◆ What is required
Return all lines with the word "Reductions" in them.

::: Entries :::

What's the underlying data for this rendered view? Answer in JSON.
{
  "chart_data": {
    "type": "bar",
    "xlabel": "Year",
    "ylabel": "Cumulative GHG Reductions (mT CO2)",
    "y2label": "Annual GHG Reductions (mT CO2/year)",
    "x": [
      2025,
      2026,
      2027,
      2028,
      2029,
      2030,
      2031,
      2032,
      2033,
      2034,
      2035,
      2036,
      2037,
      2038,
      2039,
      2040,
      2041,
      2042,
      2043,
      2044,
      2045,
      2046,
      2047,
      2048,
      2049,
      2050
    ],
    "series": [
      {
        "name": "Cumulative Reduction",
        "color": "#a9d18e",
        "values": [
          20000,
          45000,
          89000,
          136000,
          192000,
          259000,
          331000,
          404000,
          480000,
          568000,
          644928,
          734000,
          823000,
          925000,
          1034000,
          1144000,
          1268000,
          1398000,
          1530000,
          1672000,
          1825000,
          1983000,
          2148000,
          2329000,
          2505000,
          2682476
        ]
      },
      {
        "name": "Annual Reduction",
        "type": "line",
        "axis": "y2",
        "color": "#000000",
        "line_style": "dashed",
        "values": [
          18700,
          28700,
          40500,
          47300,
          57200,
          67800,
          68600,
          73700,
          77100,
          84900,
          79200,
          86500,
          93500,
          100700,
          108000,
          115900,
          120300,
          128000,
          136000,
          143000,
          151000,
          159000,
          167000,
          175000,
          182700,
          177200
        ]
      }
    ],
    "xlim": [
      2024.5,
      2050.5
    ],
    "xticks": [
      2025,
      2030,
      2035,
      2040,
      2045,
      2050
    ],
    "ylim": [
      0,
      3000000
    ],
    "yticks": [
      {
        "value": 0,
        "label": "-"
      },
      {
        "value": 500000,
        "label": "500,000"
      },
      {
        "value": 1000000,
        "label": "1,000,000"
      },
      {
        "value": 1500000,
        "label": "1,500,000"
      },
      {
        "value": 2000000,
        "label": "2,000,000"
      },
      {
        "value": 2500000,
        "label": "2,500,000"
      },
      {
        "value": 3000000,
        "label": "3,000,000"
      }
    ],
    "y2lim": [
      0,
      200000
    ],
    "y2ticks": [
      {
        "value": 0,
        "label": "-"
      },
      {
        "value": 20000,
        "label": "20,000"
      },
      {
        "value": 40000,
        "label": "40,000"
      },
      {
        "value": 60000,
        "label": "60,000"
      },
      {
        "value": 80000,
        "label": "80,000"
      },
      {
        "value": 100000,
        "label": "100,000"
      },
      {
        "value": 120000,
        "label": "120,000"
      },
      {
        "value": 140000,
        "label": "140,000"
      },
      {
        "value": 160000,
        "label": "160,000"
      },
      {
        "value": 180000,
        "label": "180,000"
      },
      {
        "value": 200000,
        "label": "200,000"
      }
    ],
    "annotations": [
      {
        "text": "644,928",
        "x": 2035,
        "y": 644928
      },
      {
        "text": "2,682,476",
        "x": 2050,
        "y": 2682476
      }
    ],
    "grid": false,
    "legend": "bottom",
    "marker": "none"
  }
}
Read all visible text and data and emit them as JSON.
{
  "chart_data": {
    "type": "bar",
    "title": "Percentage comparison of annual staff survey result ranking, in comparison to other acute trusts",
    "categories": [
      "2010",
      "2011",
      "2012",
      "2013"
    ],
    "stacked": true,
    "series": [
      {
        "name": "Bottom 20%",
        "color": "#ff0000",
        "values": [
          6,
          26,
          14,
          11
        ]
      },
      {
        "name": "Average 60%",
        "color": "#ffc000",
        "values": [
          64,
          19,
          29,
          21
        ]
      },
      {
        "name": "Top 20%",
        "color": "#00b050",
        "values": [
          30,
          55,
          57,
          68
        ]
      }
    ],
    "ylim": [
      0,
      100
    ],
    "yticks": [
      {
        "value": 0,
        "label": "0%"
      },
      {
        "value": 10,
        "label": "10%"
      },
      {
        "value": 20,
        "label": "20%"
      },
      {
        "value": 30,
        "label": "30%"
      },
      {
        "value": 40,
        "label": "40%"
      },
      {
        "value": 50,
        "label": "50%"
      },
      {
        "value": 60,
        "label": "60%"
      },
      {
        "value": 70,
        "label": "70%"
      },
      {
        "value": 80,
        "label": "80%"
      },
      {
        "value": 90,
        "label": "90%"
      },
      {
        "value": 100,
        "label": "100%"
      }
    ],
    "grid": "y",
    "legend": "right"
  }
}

:::

◆ Task output
    "ylabel": "Cumulative GHG Reductions (mT CO2)",
    "y2label": "Annual GHG Reductions (mT CO2/year)",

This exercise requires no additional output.